Aim of the task ▸
Quote the records that follow in full and exactly; leave out the pictures.
■ ■ ■ ■
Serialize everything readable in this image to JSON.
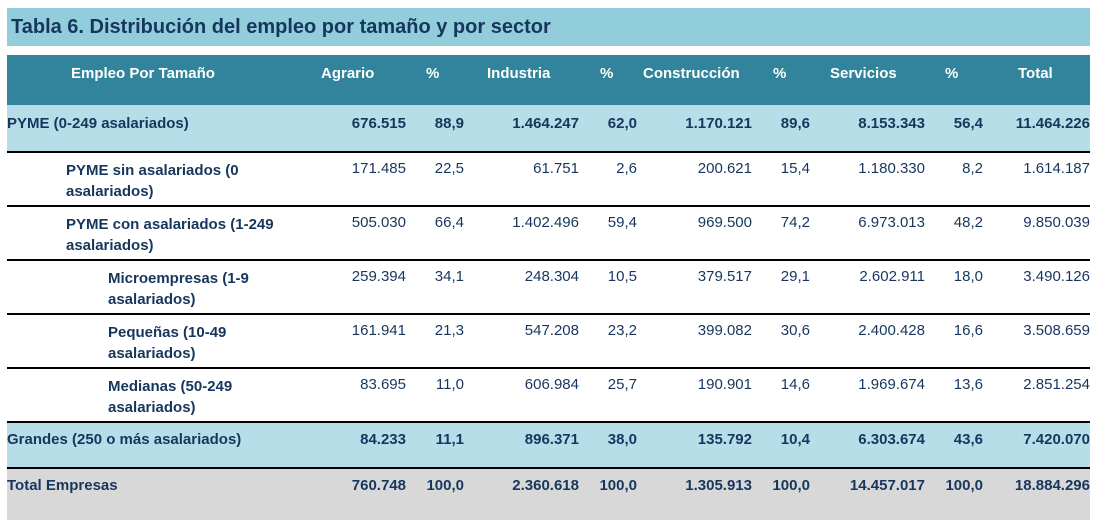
{
  "title": "Tabla 6.  Distribución del empleo por tamaño y por sector",
  "headers": {
    "label": "Empleo Por Tamaño",
    "agrario": "Agrario",
    "pct1": "%",
    "industria": "Industria",
    "pct2": "%",
    "construccion": "Construcción",
    "pct3": "%",
    "servicios": "Servicios",
    "pct4": "%",
    "total": "Total"
  },
  "rows": [
    {
      "label": "PYME (0-249 asalariados)",
      "values": [
        "676.515",
        "88,9",
        "1.464.247",
        "62,0",
        "1.170.121",
        "89,6",
        "8.153.343",
        "56,4",
        "11.464.226"
      ]
    },
    {
      "label": "PYME sin asalariados (0 asalariados)",
      "values": [
        "171.485",
        "22,5",
        "61.751",
        "2,6",
        "200.621",
        "15,4",
        "1.180.330",
        "8,2",
        "1.614.187"
      ]
    },
    {
      "label": "PYME con asalariados (1-249 asalariados)",
      "values": [
        "505.030",
        "66,4",
        "1.402.496",
        "59,4",
        "969.500",
        "74,2",
        "6.973.013",
        "48,2",
        "9.850.039"
      ]
    },
    {
      "label": "Microempresas (1-9 asalariados)",
      "values": [
        "259.394",
        "34,1",
        "248.304",
        "10,5",
        "379.517",
        "29,1",
        "2.602.911",
        "18,0",
        "3.490.126"
      ]
    },
    {
      "label": "Pequeñas (10-49 asalariados)",
      "values": [
        "161.941",
        "21,3",
        "547.208",
        "23,2",
        "399.082",
        "30,6",
        "2.400.428",
        "16,6",
        "3.508.659"
      ]
    },
    {
      "label": "Medianas (50-249 asalariados)",
      "values": [
        "83.695",
        "11,0",
        "606.984",
        "25,7",
        "190.901",
        "14,6",
        "1.969.674",
        "13,6",
        "2.851.254"
      ]
    },
    {
      "label": "Grandes (250 o más asalariados)",
      "values": [
        "84.233",
        "11,1",
        "896.371",
        "38,0",
        "135.792",
        "10,4",
        "6.303.674",
        "43,6",
        "7.420.070"
      ]
    },
    {
      "label": "Total Empresas",
      "values": [
        "760.748",
        "100,0",
        "2.360.618",
        "100,0",
        "1.305.913",
        "100,0",
        "14.457.017",
        "100,0",
        "18.884.296"
      ]
    }
  ]
}
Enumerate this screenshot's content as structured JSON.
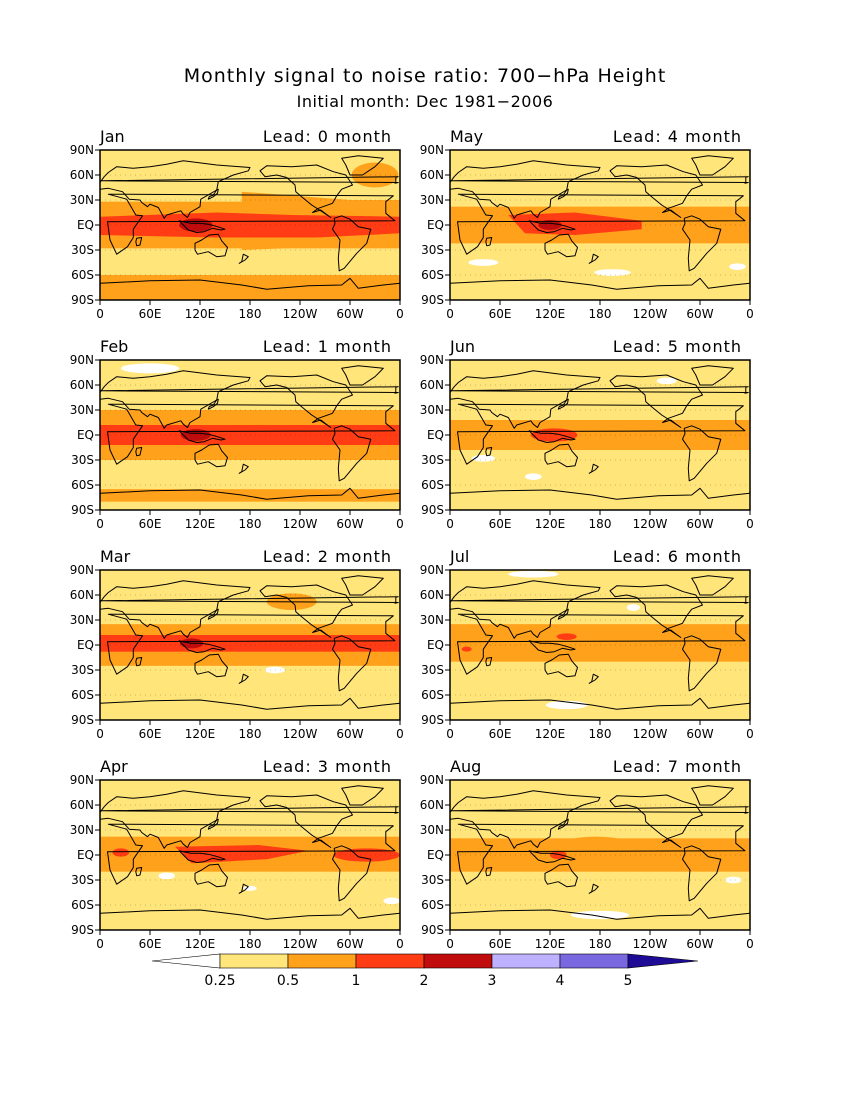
{
  "title": "Monthly signal to noise ratio: 700−hPa Height",
  "subtitle": "Initial month: Dec 1981−2006",
  "lat_ticks": [
    "90N",
    "60N",
    "30N",
    "EQ",
    "30S",
    "60S",
    "90S"
  ],
  "lon_ticks": [
    "0",
    "60E",
    "120E",
    "180",
    "120W",
    "60W",
    "0"
  ],
  "panels": [
    {
      "month": "Jan",
      "lead": "Lead: 0 month"
    },
    {
      "month": "May",
      "lead": "Lead: 4 month"
    },
    {
      "month": "Feb",
      "lead": "Lead: 1 month"
    },
    {
      "month": "Jun",
      "lead": "Lead: 5 month"
    },
    {
      "month": "Mar",
      "lead": "Lead: 2 month"
    },
    {
      "month": "Jul",
      "lead": "Lead: 6 month"
    },
    {
      "month": "Apr",
      "lead": "Lead: 3 month"
    },
    {
      "month": "Aug",
      "lead": "Lead: 7 month"
    }
  ],
  "colorbar": {
    "labels": [
      "0.25",
      "0.5",
      "1",
      "2",
      "3",
      "4",
      "5"
    ],
    "colors": [
      "#ffffff",
      "#ffe57a",
      "#ffa11b",
      "#ff3c14",
      "#c00c0c",
      "#beb1ff",
      "#7a68e0",
      "#1e0c96"
    ]
  },
  "shading_colors": {
    "lt_0_25": "#ffffff",
    "0_25_to_0_5": "#ffe57a",
    "0_5_to_1": "#ffa11b",
    "1_to_2": "#ff3c14",
    "2_to_3": "#c00c0c"
  }
}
■ ■ ■ ■
Result for this exercise ▸
Serialize everything readable in this image to JSON.
{
  "title": "Tabla 6.  Distribución del empleo por tamaño y por sector",
  "headers": {
    "label": "Empleo Por Tamaño",
    "agrario": "Agrario",
    "pct1": "%",
    "industria": "Industria",
    "pct2": "%",
    "construccion": "Construcción",
    "pct3": "%",
    "servicios": "Servicios",
    "pct4": "%",
    "total": "Total"
  },
  "rows": [
    {
      "label": "PYME (0-249 asalariados)",
      "values": [
        "676.515",
        "88,9",
        "1.464.247",
        "62,0",
        "1.170.121",
        "89,6",
        "8.153.343",
        "56,4",
        "11.464.226"
      ]
    },
    {
      "label": "PYME sin asalariados (0 asalariados)",
      "values": [
        "171.485",
        "22,5",
        "61.751",
        "2,6",
        "200.621",
        "15,4",
        "1.180.330",
        "8,2",
        "1.614.187"
      ]
    },
    {
      "label": "PYME con asalariados (1-249 asalariados)",
      "values": [
        "505.030",
        "66,4",
        "1.402.496",
        "59,4",
        "969.500",
        "74,2",
        "6.973.013",
        "48,2",
        "9.850.039"
      ]
    },
    {
      "label": "Microempresas (1-9 asalariados)",
      "values": [
        "259.394",
        "34,1",
        "248.304",
        "10,5",
        "379.517",
        "29,1",
        "2.602.911",
        "18,0",
        "3.490.126"
      ]
    },
    {
      "label": "Pequeñas (10-49 asalariados)",
      "values": [
        "161.941",
        "21,3",
        "547.208",
        "23,2",
        "399.082",
        "30,6",
        "2.400.428",
        "16,6",
        "3.508.659"
      ]
    },
    {
      "label": "Medianas (50-249 asalariados)",
      "values": [
        "83.695",
        "11,0",
        "606.984",
        "25,7",
        "190.901",
        "14,6",
        "1.969.674",
        "13,6",
        "2.851.254"
      ]
    },
    {
      "label": "Grandes (250 o más asalariados)",
      "values": [
        "84.233",
        "11,1",
        "896.371",
        "38,0",
        "135.792",
        "10,4",
        "6.303.674",
        "43,6",
        "7.420.070"
      ]
    },
    {
      "label": "Total Empresas",
      "values": [
        "760.748",
        "100,0",
        "2.360.618",
        "100,0",
        "1.305.913",
        "100,0",
        "14.457.017",
        "100,0",
        "18.884.296"
      ]
    }
  ]
}
Enumerate this screenshot's content as structured JSON.
{
  "title": "Monthly signal to noise ratio: 700−hPa Height",
  "subtitle": "Initial month: Dec 1981−2006",
  "lat_ticks": [
    "90N",
    "60N",
    "30N",
    "EQ",
    "30S",
    "60S",
    "90S"
  ],
  "lon_ticks": [
    "0",
    "60E",
    "120E",
    "180",
    "120W",
    "60W",
    "0"
  ],
  "panels": [
    {
      "month": "Jan",
      "lead": "Lead: 0 month"
    },
    {
      "month": "May",
      "lead": "Lead: 4 month"
    },
    {
      "month": "Feb",
      "lead": "Lead: 1 month"
    },
    {
      "month": "Jun",
      "lead": "Lead: 5 month"
    },
    {
      "month": "Mar",
      "lead": "Lead: 2 month"
    },
    {
      "month": "Jul",
      "lead": "Lead: 6 month"
    },
    {
      "month": "Apr",
      "lead": "Lead: 3 month"
    },
    {
      "month": "Aug",
      "lead": "Lead: 7 month"
    }
  ],
  "colorbar": {
    "labels": [
      "0.25",
      "0.5",
      "1",
      "2",
      "3",
      "4",
      "5"
    ],
    "colors": [
      "#ffffff",
      "#ffe57a",
      "#ffa11b",
      "#ff3c14",
      "#c00c0c",
      "#beb1ff",
      "#7a68e0",
      "#1e0c96"
    ]
  },
  "shading_colors": {
    "lt_0_25": "#ffffff",
    "0_25_to_0_5": "#ffe57a",
    "0_5_to_1": "#ffa11b",
    "1_to_2": "#ff3c14",
    "2_to_3": "#c00c0c"
  }
}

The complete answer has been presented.